- [THE PROBLEM]
Write out the whole listing, matching it exactly.

▼▼▼

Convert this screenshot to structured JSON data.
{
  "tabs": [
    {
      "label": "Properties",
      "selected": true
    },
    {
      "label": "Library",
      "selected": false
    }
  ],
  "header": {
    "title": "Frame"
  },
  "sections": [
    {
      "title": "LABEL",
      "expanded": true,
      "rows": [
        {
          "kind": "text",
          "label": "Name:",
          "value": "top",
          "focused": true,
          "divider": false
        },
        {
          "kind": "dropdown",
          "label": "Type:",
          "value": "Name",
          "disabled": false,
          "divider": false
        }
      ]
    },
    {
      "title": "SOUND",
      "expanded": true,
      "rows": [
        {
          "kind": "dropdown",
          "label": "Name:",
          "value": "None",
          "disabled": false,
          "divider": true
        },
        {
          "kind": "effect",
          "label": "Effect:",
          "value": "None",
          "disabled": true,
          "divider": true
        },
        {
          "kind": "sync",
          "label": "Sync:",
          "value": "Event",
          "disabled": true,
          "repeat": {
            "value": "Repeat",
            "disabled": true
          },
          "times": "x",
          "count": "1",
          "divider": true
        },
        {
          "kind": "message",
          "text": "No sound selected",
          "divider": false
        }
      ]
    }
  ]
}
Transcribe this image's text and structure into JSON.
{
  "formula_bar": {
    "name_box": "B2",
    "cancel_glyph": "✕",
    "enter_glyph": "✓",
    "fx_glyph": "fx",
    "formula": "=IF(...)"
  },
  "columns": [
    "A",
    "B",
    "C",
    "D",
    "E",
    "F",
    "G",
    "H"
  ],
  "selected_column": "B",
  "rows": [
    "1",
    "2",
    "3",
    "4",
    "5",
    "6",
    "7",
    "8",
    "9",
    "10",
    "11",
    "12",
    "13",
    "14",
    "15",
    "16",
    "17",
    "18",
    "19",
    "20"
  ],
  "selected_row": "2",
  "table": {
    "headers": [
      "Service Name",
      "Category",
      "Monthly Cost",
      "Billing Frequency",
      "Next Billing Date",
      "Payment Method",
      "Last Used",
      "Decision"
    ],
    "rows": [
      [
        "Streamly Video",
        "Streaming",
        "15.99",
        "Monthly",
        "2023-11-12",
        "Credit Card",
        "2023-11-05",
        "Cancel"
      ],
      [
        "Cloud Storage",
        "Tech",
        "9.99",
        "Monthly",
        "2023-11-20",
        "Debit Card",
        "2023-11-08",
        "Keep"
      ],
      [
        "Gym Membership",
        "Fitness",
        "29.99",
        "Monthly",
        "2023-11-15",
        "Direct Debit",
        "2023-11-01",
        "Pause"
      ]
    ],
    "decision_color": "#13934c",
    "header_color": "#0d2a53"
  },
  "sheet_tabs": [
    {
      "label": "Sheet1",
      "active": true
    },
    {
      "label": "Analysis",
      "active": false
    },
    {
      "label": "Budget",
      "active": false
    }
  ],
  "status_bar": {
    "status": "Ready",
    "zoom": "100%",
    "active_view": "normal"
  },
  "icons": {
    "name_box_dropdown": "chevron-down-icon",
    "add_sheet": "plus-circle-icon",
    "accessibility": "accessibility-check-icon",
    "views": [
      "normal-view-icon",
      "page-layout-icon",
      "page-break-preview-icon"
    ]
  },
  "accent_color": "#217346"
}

▲▲▲

- [CORRECT RESPONSE]
Convert this screenshot to structured JSON data.
{
  "tabs": [
    {
      "label": "Properties",
      "selected": true
    },
    {
      "label": "Library",
      "selected": false
    }
  ],
  "header": {
    "title": "Frame"
  },
  "sections": [
    {
      "title": "LABEL",
      "expanded": true,
      "rows": [
        {
          "kind": "text",
          "label": "Name:",
          "value": "top",
          "focused": true,
          "divider": false
        },
        {
          "kind": "dropdown",
          "label": "Type:",
          "value": "Name",
          "disabled": false,
          "divider": false
        }
      ]
    },
    {
      "title": "SOUND",
      "expanded": true,
      "rows": [
        {
          "kind": "dropdown",
          "label": "Name:",
          "value": "None",
          "disabled": false,
          "divider": true
        },
        {
          "kind": "effect",
          "label": "Effect:",
          "value": "None",
          "disabled": true,
          "divider": true
        },
        {
          "kind": "sync",
          "label": "Sync:",
          "value": "Event",
          "disabled": true,
          "repeat": {
            "value": "Repeat",
            "disabled": true
          },
          "times": "x",
          "count": "1",
          "divider": true
        },
        {
          "kind": "message",
          "text": "No sound selected",
          "divider": false
        }
      ]
    }
  ]
}
Transcribe this image's text and structure into JSON.
{
  "formula_bar": {
    "name_box": "B2",
    "cancel_glyph": "✕",
    "enter_glyph": "✓",
    "fx_glyph": "fx",
    "formula": "=IF(...)"
  },
  "columns": [
    "A",
    "B",
    "C",
    "D",
    "E",
    "F",
    "G",
    "H"
  ],
  "selected_column": "B",
  "rows": [
    "1",
    "2",
    "3",
    "4",
    "5",
    "6",
    "7",
    "8",
    "9",
    "10",
    "11",
    "12",
    "13",
    "14",
    "15",
    "16",
    "17",
    "18",
    "19",
    "20"
  ],
  "selected_row": "2",
  "table": {
    "headers": [
      "Service Name",
      "Category",
      "Monthly Cost",
      "Billing Frequency",
      "Next Billing Date",
      "Payment Method",
      "Last Used",
      "Decision"
    ],
    "rows": [
      [
        "Streamly Video",
        "Streaming",
        "15.99",
        "Monthly",
        "2023-11-12",
        "Credit Card",
        "2023-11-05",
        "Cancel"
      ],
      [
        "Cloud Storage",
        "Tech",
        "9.99",
        "Monthly",
        "2023-11-20",
        "Debit Card",
        "2023-11-08",
        "Keep"
      ],
      [
        "Gym Membership",
        "Fitness",
        "29.99",
        "Monthly",
        "2023-11-15",
        "Direct Debit",
        "2023-11-01",
        "Pause"
      ]
    ],
    "decision_color": "#13934c",
    "header_color": "#0d2a53"
  },
  "sheet_tabs": [
    {
      "label": "Sheet1",
      "active": true
    },
    {
      "label": "Analysis",
      "active": false
    },
    {
      "label": "Budget",
      "active": false
    }
  ],
  "status_bar": {
    "status": "Ready",
    "zoom": "100%",
    "active_view": "normal"
  },
  "icons": {
    "name_box_dropdown": "chevron-down-icon",
    "add_sheet": "plus-circle-icon",
    "accessibility": "accessibility-check-icon",
    "views": [
      "normal-view-icon",
      "page-layout-icon",
      "page-break-preview-icon"
    ]
  },
  "accent_color": "#217346"
}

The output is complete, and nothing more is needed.